++++ Data lines

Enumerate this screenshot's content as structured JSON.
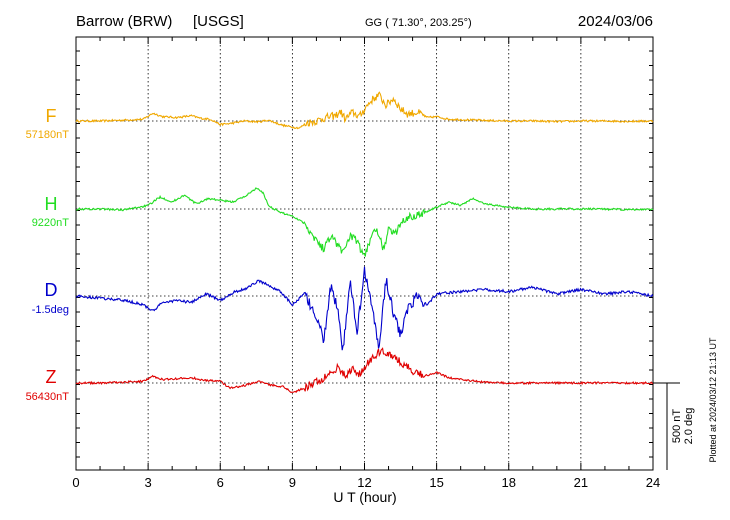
{
  "header": {
    "station": "Barrow (BRW)",
    "source": "[USGS]",
    "coords": "GG ( 71.30°, 203.25°)",
    "date": "2024/03/06"
  },
  "footer": {
    "plotted": "Plotted at 2024/03/12 21:13 UT",
    "scale_nt": "500 nT",
    "scale_deg": "2.0 deg"
  },
  "chart_data": {
    "type": "line",
    "title": "Barrow (BRW) [USGS] 2024/03/06",
    "xlabel": "U T (hour)",
    "ylabel": "",
    "xlim": [
      0,
      24
    ],
    "xticks": [
      "0",
      "3",
      "6",
      "9",
      "12",
      "15",
      "18",
      "21",
      "24"
    ],
    "grid": true,
    "scale": {
      "nT_per_bar": 500,
      "deg_per_bar": 2.0
    },
    "series": [
      {
        "name": "F",
        "baseline_label": "57180nT",
        "color": "#f0a800",
        "unit": "nT",
        "x": [
          0,
          1,
          2,
          2.8,
          3.2,
          3.6,
          4.2,
          4.8,
          5.2,
          5.6,
          6.0,
          6.4,
          7.0,
          7.6,
          8.0,
          8.6,
          9.0,
          9.3,
          9.6,
          10.0,
          10.4,
          10.8,
          11.0,
          11.2,
          11.5,
          11.8,
          12.0,
          12.3,
          12.6,
          12.9,
          13.2,
          13.5,
          13.8,
          14.2,
          14.6,
          15.0,
          15.5,
          16,
          17,
          18,
          19,
          20,
          21,
          22,
          23,
          24
        ],
        "values": [
          0,
          0,
          5,
          10,
          45,
          25,
          20,
          30,
          15,
          10,
          -20,
          -15,
          0,
          -5,
          5,
          -25,
          -35,
          -40,
          -10,
          0,
          20,
          30,
          55,
          10,
          50,
          25,
          70,
          120,
          150,
          90,
          130,
          70,
          40,
          50,
          20,
          25,
          10,
          8,
          3,
          0,
          0,
          -3,
          0,
          0,
          -2,
          0
        ]
      },
      {
        "name": "H",
        "baseline_label": "9220nT",
        "color": "#22dd22",
        "unit": "nT",
        "x": [
          0,
          1,
          2,
          3,
          3.5,
          4,
          4.5,
          5,
          5.5,
          6,
          6.5,
          7,
          7.5,
          7.8,
          8,
          8.5,
          9,
          9.5,
          10,
          10.3,
          10.6,
          10.9,
          11.1,
          11.4,
          11.7,
          12,
          12.2,
          12.4,
          12.6,
          12.8,
          13,
          13.3,
          13.6,
          14,
          14.5,
          15,
          15.5,
          16,
          16.5,
          17,
          18,
          19,
          20,
          21,
          22,
          23,
          24
        ],
        "values": [
          0,
          0,
          -5,
          20,
          70,
          40,
          80,
          30,
          60,
          50,
          40,
          70,
          120,
          90,
          20,
          -20,
          -40,
          -80,
          -180,
          -230,
          -150,
          -210,
          -250,
          -150,
          -190,
          -280,
          -190,
          -100,
          -160,
          -230,
          -120,
          -140,
          -60,
          -40,
          -20,
          10,
          40,
          20,
          60,
          30,
          10,
          0,
          0,
          0,
          0,
          -5,
          0
        ]
      },
      {
        "name": "D",
        "baseline_label": "-1.5deg",
        "color": "#0000cc",
        "unit": "deg",
        "x": [
          0,
          1,
          2,
          2.8,
          3.2,
          3.6,
          4.2,
          4.8,
          5.4,
          6.0,
          6.6,
          7.0,
          7.6,
          8.0,
          8.5,
          9.0,
          9.5,
          10.0,
          10.3,
          10.6,
          10.9,
          11.1,
          11.4,
          11.7,
          12.0,
          12.3,
          12.6,
          12.9,
          13.2,
          13.5,
          13.8,
          14.2,
          14.6,
          15.0,
          16,
          17,
          18,
          19,
          20,
          21,
          22,
          23,
          24
        ],
        "values": [
          0,
          -0.05,
          -0.1,
          -0.2,
          -0.35,
          -0.15,
          -0.1,
          -0.15,
          0.05,
          -0.1,
          0.1,
          0.15,
          0.35,
          0.25,
          0.1,
          -0.2,
          0.05,
          -0.5,
          -1.0,
          0.2,
          -0.3,
          -1.3,
          0.3,
          -0.8,
          0.6,
          -0.2,
          -1.2,
          0.4,
          -0.4,
          -0.9,
          -0.3,
          0.0,
          -0.2,
          0.05,
          0.1,
          0.15,
          0.1,
          0.2,
          0.05,
          0.15,
          0.05,
          0.1,
          0.0
        ]
      },
      {
        "name": "Z",
        "baseline_label": "56430nT",
        "color": "#e00000",
        "unit": "nT",
        "x": [
          0,
          1,
          2,
          2.8,
          3.2,
          3.6,
          4.2,
          4.8,
          5.4,
          6.0,
          6.4,
          7.0,
          7.6,
          8.0,
          8.6,
          9.0,
          9.4,
          9.8,
          10.2,
          10.6,
          10.9,
          11.2,
          11.5,
          11.8,
          12.1,
          12.4,
          12.7,
          13.0,
          13.3,
          13.6,
          14.0,
          14.5,
          15.0,
          15.5,
          16,
          17,
          18,
          19,
          20,
          21,
          22,
          23,
          24
        ],
        "values": [
          0,
          0,
          5,
          10,
          40,
          20,
          25,
          30,
          15,
          10,
          -30,
          -15,
          10,
          -10,
          -20,
          -55,
          -35,
          -10,
          20,
          60,
          90,
          40,
          80,
          50,
          110,
          150,
          190,
          170,
          140,
          110,
          70,
          40,
          60,
          30,
          20,
          5,
          0,
          0,
          0,
          0,
          0,
          0,
          0
        ]
      }
    ]
  }
}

++++++++

Problem details :: Copy all lines from the listing that contain "USGS".

Right answer ::
    "source": "[USGS]",
    "title": "Barrow (BRW) [USGS] 2024/03/06",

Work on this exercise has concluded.